Task statement
Reproduce, without any change, the lines from the one containing "Patent image size: (1287, 536)." through the one containing "The cover 70 is at (163, 93).", including both of those lines.

(Stored records)
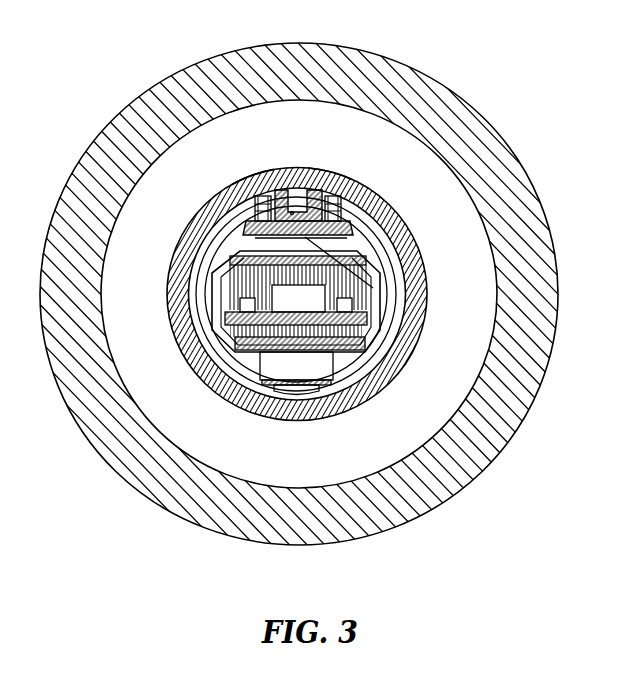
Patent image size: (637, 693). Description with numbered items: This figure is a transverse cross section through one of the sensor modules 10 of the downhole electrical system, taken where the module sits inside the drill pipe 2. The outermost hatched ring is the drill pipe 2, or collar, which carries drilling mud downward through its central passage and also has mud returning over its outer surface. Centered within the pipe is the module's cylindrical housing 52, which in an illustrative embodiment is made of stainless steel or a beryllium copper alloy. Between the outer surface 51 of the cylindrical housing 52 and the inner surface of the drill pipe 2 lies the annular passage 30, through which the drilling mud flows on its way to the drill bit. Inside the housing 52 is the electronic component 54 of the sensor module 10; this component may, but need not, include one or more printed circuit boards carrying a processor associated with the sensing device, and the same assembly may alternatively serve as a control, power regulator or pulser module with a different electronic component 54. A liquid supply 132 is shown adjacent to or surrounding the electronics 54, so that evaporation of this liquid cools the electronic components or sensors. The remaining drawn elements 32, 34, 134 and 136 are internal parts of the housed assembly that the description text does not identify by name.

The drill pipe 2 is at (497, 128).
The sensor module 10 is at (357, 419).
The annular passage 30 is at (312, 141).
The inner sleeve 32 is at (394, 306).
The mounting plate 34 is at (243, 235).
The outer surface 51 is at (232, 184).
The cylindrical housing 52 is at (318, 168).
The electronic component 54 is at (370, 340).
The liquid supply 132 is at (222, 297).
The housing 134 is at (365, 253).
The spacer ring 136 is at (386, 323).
...
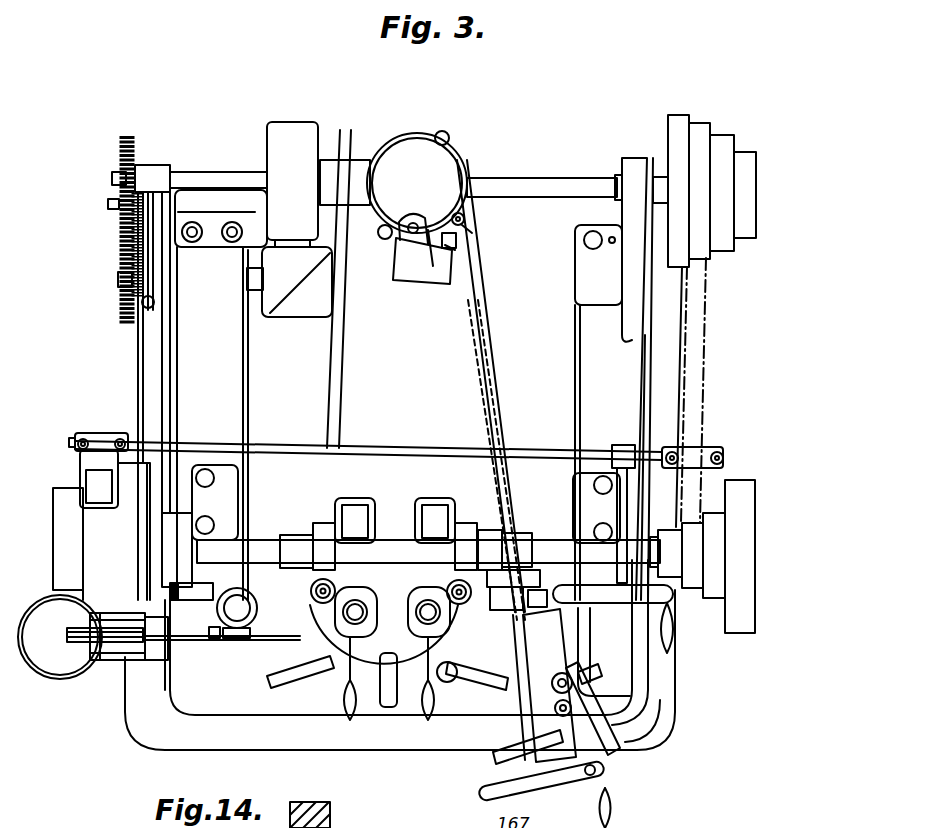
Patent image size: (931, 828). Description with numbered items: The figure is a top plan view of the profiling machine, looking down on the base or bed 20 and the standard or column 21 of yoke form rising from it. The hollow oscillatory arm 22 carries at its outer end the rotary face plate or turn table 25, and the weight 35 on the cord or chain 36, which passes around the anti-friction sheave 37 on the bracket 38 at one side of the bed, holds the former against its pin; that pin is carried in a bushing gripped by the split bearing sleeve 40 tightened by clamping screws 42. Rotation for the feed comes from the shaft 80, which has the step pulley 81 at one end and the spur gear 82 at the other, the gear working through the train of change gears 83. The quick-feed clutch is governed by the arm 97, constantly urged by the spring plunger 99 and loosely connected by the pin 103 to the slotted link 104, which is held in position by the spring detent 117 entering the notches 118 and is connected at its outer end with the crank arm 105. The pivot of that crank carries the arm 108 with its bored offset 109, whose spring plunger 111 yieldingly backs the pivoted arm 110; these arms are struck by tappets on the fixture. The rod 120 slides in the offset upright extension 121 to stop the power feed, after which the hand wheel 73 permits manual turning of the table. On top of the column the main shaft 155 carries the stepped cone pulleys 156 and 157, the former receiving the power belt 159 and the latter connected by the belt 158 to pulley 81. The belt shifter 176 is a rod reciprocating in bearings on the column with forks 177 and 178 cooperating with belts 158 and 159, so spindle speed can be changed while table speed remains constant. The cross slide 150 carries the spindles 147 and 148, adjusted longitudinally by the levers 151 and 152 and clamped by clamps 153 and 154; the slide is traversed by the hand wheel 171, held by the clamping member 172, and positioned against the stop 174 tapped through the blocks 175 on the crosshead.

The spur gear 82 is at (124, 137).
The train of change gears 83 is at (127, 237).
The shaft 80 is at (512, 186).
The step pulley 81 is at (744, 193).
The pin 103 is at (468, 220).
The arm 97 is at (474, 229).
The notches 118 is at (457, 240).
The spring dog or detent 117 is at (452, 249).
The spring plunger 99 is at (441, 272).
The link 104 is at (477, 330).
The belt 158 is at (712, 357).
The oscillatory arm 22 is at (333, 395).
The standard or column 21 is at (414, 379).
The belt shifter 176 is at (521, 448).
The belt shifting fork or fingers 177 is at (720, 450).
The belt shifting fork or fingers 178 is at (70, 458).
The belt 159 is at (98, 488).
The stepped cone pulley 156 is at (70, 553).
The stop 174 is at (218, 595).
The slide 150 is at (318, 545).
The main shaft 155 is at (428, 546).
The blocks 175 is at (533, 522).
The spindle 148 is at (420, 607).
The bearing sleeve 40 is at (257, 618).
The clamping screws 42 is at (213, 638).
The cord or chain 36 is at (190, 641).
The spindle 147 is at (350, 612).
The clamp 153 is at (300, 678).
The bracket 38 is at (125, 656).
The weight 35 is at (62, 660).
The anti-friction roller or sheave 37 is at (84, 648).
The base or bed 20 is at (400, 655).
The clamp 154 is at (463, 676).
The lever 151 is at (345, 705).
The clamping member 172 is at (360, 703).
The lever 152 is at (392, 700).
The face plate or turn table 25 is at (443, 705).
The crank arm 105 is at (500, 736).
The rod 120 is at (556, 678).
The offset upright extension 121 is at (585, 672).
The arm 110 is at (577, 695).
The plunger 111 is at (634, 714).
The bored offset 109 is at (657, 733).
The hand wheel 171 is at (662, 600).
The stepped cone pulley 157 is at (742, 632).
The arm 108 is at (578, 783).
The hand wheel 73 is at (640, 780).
...
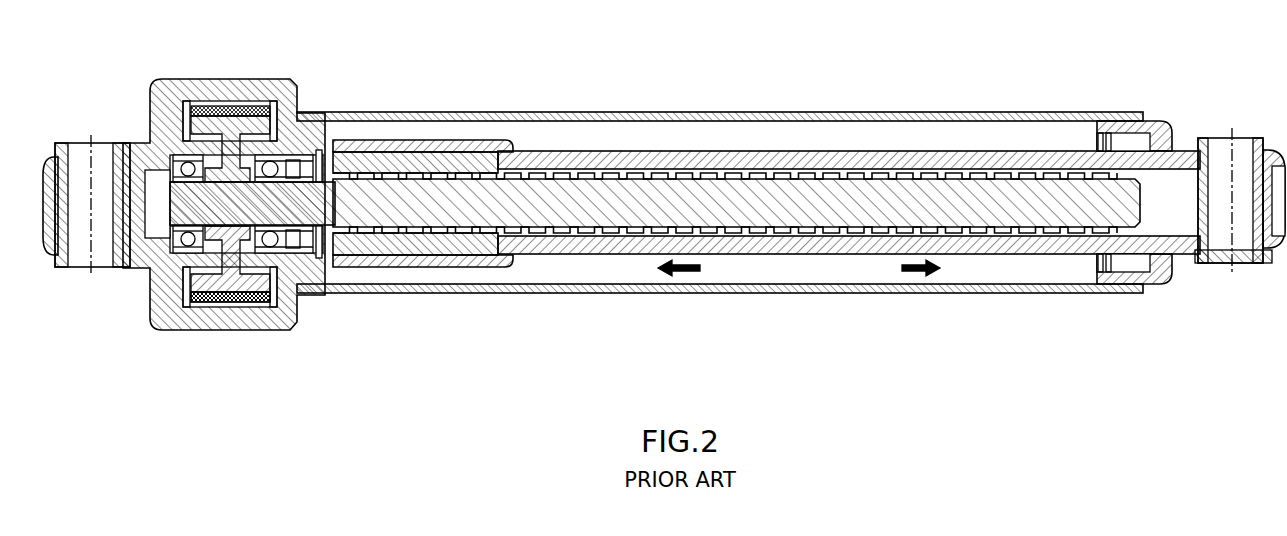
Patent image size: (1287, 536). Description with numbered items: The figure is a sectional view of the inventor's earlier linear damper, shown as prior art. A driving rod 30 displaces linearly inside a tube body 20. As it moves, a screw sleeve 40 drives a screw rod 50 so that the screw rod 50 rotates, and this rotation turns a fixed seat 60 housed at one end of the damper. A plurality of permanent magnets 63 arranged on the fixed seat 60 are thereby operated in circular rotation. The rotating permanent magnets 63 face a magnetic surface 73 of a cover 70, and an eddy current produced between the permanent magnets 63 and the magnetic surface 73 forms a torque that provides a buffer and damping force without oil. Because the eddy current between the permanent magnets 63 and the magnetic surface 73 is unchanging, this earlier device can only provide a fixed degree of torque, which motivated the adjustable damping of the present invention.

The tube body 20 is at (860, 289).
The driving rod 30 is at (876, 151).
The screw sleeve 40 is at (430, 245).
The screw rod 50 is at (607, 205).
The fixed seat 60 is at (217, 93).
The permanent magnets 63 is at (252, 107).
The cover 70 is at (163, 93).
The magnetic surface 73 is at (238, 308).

Result of the exercise
Patent image size: (1287, 536). Description with numbered items: The figure is a sectional view of the inventor's earlier linear damper, shown as prior art. A driving rod 30 displaces linearly inside a tube body 20. As it moves, a screw sleeve 40 drives a screw rod 50 so that the screw rod 50 rotates, and this rotation turns a fixed seat 60 housed at one end of the damper. A plurality of permanent magnets 63 arranged on the fixed seat 60 are thereby operated in circular rotation. The rotating permanent magnets 63 face a magnetic surface 73 of a cover 70, and an eddy current produced between the permanent magnets 63 and the magnetic surface 73 forms a torque that provides a buffer and damping force without oil. Because the eddy current between the permanent magnets 63 and the magnetic surface 73 is unchanging, this earlier device can only provide a fixed degree of torque, which motivated the adjustable damping of the present invention.

The tube body 20 is at (860, 289).
The driving rod 30 is at (876, 151).
The screw sleeve 40 is at (430, 245).
The screw rod 50 is at (607, 205).
The fixed seat 60 is at (217, 93).
The permanent magnets 63 is at (252, 107).
The cover 70 is at (163, 93).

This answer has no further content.